● **Directive a**
From the author profile, list every role that Phillip Carter is described as holding.

● **Given passage**
# # # # # # #
Meet Phillip

Phillip Carter is an Author, Poet, occasional Comedian, Podcaster, and Publisher. His work typically confronts the big mysteries of the universe by dropping a character in the middle of them and observing how they find their way out.

 

Phillip’s philosophy for plotting a story:

“The story needs to be going somewhere. I don’t mean that there should always be constant action scenes, but that something interesting needs to happen on each page. Even if two characters are just resting on a rock after their spaceship has crashed, there should be something interesting in their conversation. For that reason I tend not to be a fan of sex scenes or eight-page descriptions of food, because they don’t vary much, they just happen. I prefer to skip that stuff unless it’s genuinely important to the story, such as Lax Morales eating cactuses. That comes back later in his story and it’s my way of giving him a symbol, something that makes him memorable. It’s also a clue for a future plotline, but I won’t spoil that here.”

 

Phillip’s debut novel, Who Built The Humans?, is a curious mix of thoughtful Science Fiction and surreal satire. The forty seven chapters can be read in almost any order, but a straightforward front-to-back read gifts the reader with a multiverse on the brink of collapse, where alien shapeshifters and grey-faced planet thieves fight for control of reality.

The book is broken down into eleven parts, each following its own universe in a vast cosmic web. These can be enjoyed individually or as parts to a larger whole, with signs at the end of each chapter giving the reader a choice. So far most fans of Who Built The Humans? have read it front-to-back, but there are a few who got sucked into one particular universe and explored the novel in a new direction.

 

Phillip’s concept behind Who Built The Humans?:

“I had finished the first draft of my novel The Stephanie Glitch in late 2016 when the first idea for Who Built The Humans? arrived in my head. It was originally going to be a small leaflet used to advertise Stephanie, but I soon found it unfolding into something much larger. I put Stephanie on hold whilst I was writing it, pouring all of my time into crafting this strange multiverse. The basic idea behind it was to invent a novel that fans of short stories could enjoy. I wanted each chapter to be manageable for people who might not otherwise be able to concentrate on a novel. It’s been really nice to hear all the compliments from my fans about how Who Built The Humans? was the first book they have managed to complete in a long time. It means I succeeded in my goal. I made a massive story that is easy to read, and that makes people laugh.”
# # # # # # #
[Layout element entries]

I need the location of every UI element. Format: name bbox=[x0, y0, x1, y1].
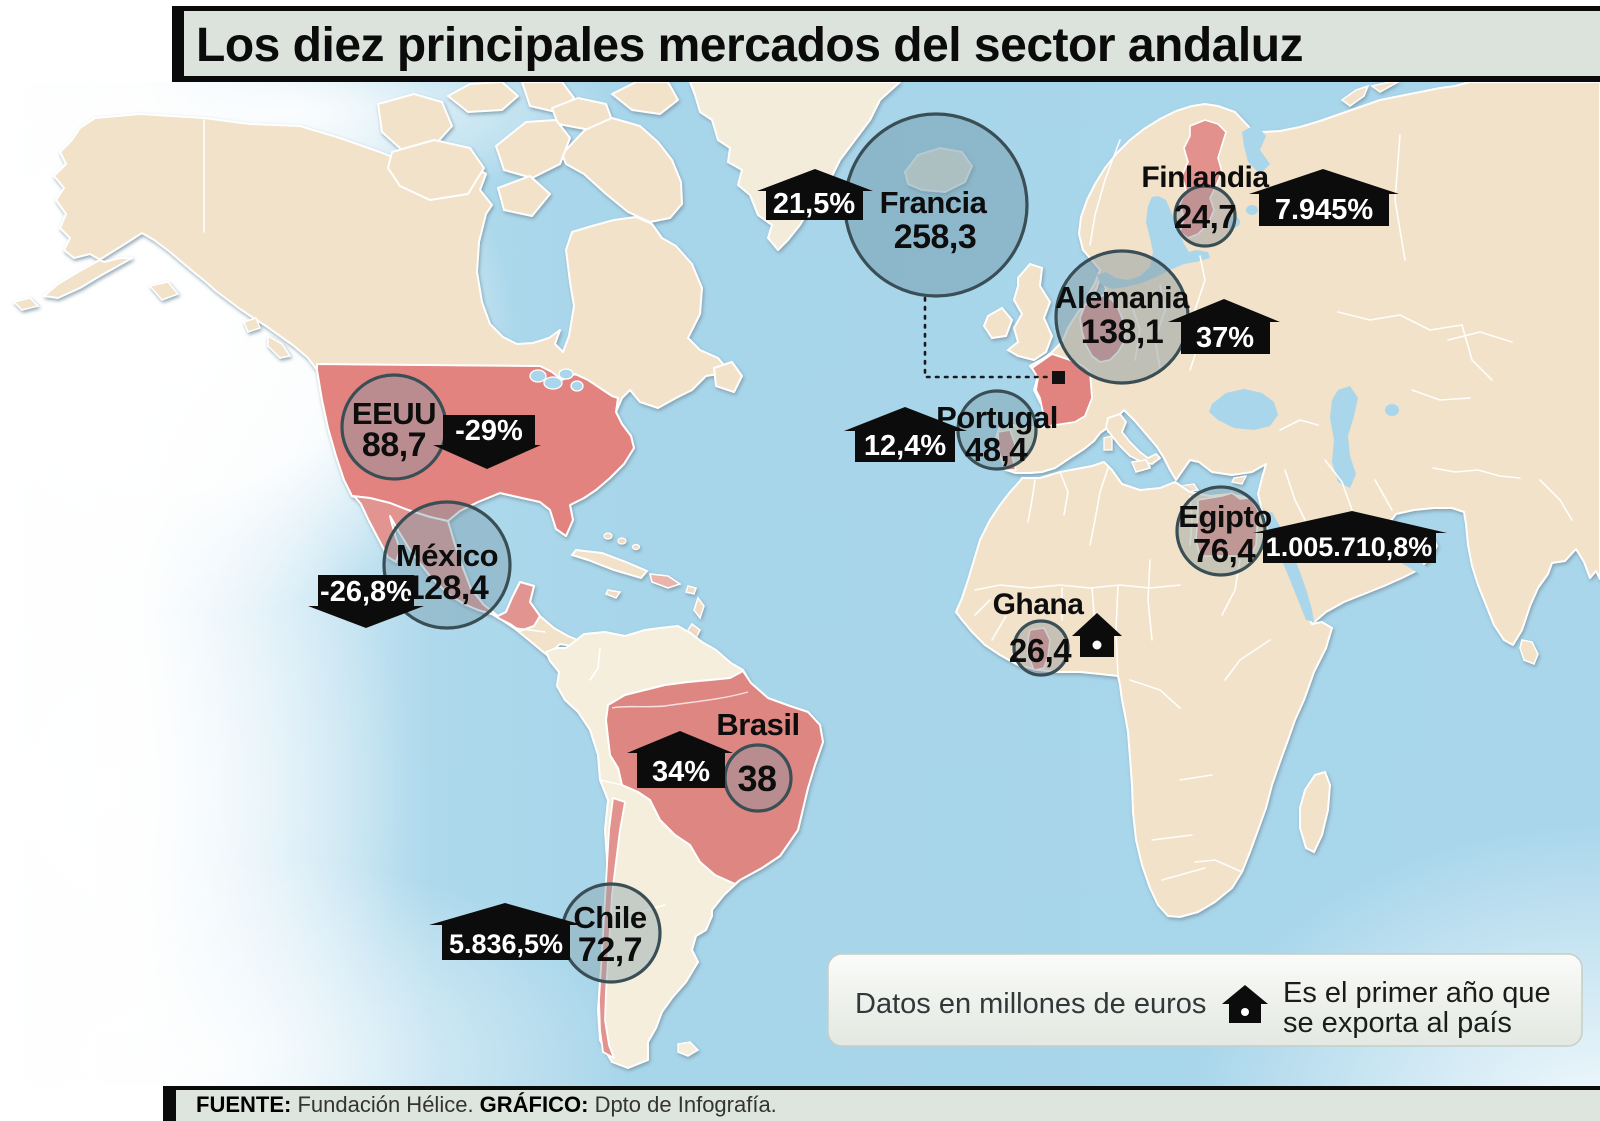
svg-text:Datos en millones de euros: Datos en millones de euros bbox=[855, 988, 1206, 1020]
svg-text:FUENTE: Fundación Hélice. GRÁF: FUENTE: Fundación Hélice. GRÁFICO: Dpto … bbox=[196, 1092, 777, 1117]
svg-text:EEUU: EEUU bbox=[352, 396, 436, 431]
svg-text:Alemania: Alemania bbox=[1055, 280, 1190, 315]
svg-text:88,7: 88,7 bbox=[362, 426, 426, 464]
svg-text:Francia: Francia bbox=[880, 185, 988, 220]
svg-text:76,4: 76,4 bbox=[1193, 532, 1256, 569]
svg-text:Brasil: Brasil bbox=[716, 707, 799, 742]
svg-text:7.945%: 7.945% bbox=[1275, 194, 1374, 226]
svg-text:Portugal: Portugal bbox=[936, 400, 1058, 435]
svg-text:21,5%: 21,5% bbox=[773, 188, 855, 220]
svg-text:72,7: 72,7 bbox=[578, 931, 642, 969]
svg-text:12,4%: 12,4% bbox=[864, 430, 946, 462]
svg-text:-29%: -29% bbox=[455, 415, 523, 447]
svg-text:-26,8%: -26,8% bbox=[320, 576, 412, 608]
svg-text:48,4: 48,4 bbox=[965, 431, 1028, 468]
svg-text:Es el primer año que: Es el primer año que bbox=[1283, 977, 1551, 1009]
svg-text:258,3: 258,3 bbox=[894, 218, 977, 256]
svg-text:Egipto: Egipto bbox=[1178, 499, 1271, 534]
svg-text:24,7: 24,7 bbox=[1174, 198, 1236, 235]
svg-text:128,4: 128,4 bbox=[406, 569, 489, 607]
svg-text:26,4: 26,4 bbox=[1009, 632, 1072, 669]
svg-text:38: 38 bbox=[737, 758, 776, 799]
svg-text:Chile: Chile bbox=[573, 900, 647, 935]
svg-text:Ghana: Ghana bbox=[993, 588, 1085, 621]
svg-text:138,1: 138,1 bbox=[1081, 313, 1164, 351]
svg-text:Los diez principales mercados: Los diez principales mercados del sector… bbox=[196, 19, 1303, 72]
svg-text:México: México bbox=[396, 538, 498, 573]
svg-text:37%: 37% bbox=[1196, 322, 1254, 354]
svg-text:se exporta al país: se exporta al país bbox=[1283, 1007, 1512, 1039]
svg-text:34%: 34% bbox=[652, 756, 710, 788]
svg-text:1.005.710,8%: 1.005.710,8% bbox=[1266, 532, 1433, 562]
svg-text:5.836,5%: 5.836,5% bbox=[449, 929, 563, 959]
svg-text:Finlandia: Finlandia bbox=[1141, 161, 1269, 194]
# # # # # # #
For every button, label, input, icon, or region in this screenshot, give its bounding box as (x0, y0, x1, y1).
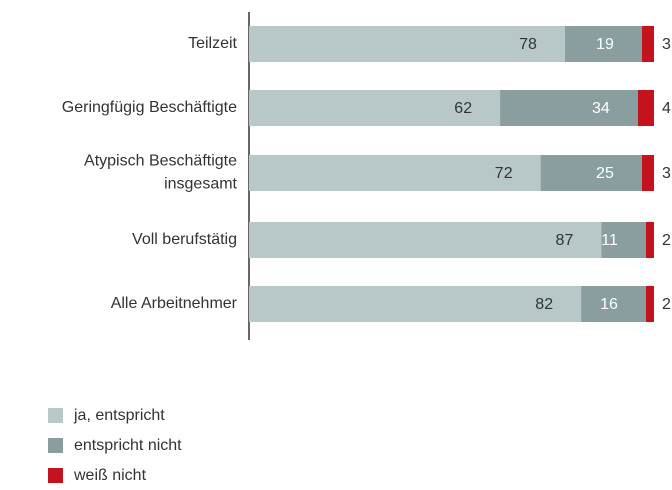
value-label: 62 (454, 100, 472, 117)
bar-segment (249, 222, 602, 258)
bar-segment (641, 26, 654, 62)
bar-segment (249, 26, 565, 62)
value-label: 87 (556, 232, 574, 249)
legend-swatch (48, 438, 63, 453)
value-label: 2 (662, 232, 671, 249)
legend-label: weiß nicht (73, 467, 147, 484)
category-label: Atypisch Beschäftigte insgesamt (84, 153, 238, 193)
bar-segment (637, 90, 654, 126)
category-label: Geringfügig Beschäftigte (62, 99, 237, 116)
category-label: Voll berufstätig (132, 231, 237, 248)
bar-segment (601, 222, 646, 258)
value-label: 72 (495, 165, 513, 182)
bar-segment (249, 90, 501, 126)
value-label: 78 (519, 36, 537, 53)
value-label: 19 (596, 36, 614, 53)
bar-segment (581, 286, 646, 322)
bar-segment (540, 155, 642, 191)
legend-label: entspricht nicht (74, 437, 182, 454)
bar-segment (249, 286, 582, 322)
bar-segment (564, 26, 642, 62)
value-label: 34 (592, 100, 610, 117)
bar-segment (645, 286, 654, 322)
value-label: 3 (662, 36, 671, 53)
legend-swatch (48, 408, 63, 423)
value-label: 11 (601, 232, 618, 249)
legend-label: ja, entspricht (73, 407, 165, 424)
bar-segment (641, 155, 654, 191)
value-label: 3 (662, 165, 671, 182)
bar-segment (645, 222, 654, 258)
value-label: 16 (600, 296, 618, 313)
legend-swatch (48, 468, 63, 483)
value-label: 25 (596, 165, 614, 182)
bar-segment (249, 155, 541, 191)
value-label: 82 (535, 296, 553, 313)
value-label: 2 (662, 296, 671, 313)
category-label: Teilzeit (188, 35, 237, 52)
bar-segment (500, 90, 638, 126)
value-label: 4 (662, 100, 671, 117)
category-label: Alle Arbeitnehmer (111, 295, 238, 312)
# # # # # # #
● **Directive b**
Print the lines of the listing starting at the line that contains "svg-text:Datos en millones" and ending at the line that contains "svg-text:EEUU: EEUU bbox=[352, 396, 436, 431]".

● **Exercise output a**
Author, Poet, occasional Comedian, Podcaster, Publisher

● **Exercise output b**
svg-text:Datos en millones de euros: Datos en millones de euros bbox=[855, 988, 1206, 1020]
svg-text:FUENTE: Fundación Hélice. GRÁF: FUENTE: Fundación Hélice. GRÁFICO: Dpto … bbox=[196, 1092, 777, 1117]
svg-text:EEUU: EEUU bbox=[352, 396, 436, 431]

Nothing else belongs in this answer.